── Task data

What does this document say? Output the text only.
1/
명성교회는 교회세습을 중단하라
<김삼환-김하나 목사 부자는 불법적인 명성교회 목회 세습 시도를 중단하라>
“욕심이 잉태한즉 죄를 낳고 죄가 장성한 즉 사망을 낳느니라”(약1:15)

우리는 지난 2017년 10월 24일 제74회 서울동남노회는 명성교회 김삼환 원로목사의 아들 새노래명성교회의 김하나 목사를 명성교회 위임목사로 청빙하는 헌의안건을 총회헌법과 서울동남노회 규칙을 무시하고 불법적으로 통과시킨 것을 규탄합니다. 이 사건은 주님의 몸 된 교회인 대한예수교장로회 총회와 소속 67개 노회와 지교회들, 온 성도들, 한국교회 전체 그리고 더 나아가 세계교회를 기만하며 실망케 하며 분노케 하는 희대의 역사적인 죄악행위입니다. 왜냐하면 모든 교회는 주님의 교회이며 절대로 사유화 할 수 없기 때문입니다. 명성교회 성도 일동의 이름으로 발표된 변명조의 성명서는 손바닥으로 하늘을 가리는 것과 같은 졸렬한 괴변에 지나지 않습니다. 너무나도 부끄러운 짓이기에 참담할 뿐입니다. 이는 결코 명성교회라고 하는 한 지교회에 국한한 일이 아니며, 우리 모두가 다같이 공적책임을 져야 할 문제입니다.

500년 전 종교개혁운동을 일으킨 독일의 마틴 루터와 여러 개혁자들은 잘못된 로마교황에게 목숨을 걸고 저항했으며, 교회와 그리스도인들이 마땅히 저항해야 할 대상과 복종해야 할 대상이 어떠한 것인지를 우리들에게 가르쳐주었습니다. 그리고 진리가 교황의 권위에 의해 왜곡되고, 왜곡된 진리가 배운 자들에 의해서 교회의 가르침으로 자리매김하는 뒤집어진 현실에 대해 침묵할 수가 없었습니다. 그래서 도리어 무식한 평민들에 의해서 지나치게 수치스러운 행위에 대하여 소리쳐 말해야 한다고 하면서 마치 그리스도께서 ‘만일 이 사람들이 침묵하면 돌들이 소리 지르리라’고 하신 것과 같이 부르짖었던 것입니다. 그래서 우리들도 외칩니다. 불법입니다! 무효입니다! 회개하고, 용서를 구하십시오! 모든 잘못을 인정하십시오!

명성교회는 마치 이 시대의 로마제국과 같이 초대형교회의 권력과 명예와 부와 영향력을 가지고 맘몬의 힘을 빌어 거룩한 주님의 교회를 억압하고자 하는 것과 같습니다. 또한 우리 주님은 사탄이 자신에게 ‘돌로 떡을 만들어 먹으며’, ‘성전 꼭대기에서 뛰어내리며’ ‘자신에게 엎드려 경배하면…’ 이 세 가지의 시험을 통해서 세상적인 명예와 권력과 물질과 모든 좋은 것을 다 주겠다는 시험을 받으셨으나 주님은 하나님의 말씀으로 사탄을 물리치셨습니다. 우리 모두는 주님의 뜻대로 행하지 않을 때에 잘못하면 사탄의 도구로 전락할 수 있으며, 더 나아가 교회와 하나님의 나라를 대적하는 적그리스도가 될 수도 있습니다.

────

- Work to do: Please quote every record above exactly as it appears.

- The completed task:
What does this document say? Output the text only.
1/
명성교회는 교회세습을 중단하라
<김삼환-김하나 목사 부자는 불법적인 명성교회 목회 세습 시도를 중단하라>
“욕심이 잉태한즉 죄를 낳고 죄가 장성한 즉 사망을 낳느니라”(약1:15)

우리는 지난 2017년 10월 24일 제74회 서울동남노회는 명성교회 김삼환 원로목사의 아들 새노래명성교회의 김하나 목사를 명성교회 위임목사로 청빙하는 헌의안건을 총회헌법과 서울동남노회 규칙을 무시하고 불법적으로 통과시킨 것을 규탄합니다. 이 사건은 주님의 몸 된 교회인 대한예수교장로회 총회와 소속 67개 노회와 지교회들, 온 성도들, 한국교회 전체 그리고 더 나아가 세계교회를 기만하며 실망케 하며 분노케 하는 희대의 역사적인 죄악행위입니다. 왜냐하면 모든 교회는 주님의 교회이며 절대로 사유화 할 수 없기 때문입니다. 명성교회 성도 일동의 이름으로 발표된 변명조의 성명서는 손바닥으로 하늘을 가리는 것과 같은 졸렬한 괴변에 지나지 않습니다. 너무나도 부끄러운 짓이기에 참담할 뿐입니다. 이는 결코 명성교회라고 하는 한 지교회에 국한한 일이 아니며, 우리 모두가 다같이 공적책임을 져야 할 문제입니다.

500년 전 종교개혁운동을 일으킨 독일의 마틴 루터와 여러 개혁자들은 잘못된 로마교황에게 목숨을 걸고 저항했으며, 교회와 그리스도인들이 마땅히 저항해야 할 대상과 복종해야 할 대상이 어떠한 것인지를 우리들에게 가르쳐주었습니다. 그리고 진리가 교황의 권위에 의해 왜곡되고, 왜곡된 진리가 배운 자들에 의해서 교회의 가르침으로 자리매김하는 뒤집어진 현실에 대해 침묵할 수가 없었습니다. 그래서 도리어 무식한 평민들에 의해서 지나치게 수치스러운 행위에 대하여 소리쳐 말해야 한다고 하면서 마치 그리스도께서 ‘만일 이 사람들이 침묵하면 돌들이 소리 지르리라’고 하신 것과 같이 부르짖었던 것입니다. 그래서 우리들도 외칩니다. 불법입니다! 무효입니다! 회개하고, 용서를 구하십시오! 모든 잘못을 인정하십시오!

명성교회는 마치 이 시대의 로마제국과 같이 초대형교회의 권력과 명예와 부와 영향력을 가지고 맘몬의 힘을 빌어 거룩한 주님의 교회를 억압하고자 하는 것과 같습니다. 또한 우리 주님은 사탄이 자신에게 ‘돌로 떡을 만들어 먹으며’, ‘성전 꼭대기에서 뛰어내리며’ ‘자신에게 엎드려 경배하면…’ 이 세 가지의 시험을 통해서 세상적인 명예와 권력과 물질과 모든 좋은 것을 다 주겠다는 시험을 받으셨으나 주님은 하나님의 말씀으로 사탄을 물리치셨습니다. 우리 모두는 주님의 뜻대로 행하지 않을 때에 잘못하면 사탄의 도구로 전락할 수 있으며, 더 나아가 교회와 하나님의 나라를 대적하는 적그리스도가 될 수도 있습니다.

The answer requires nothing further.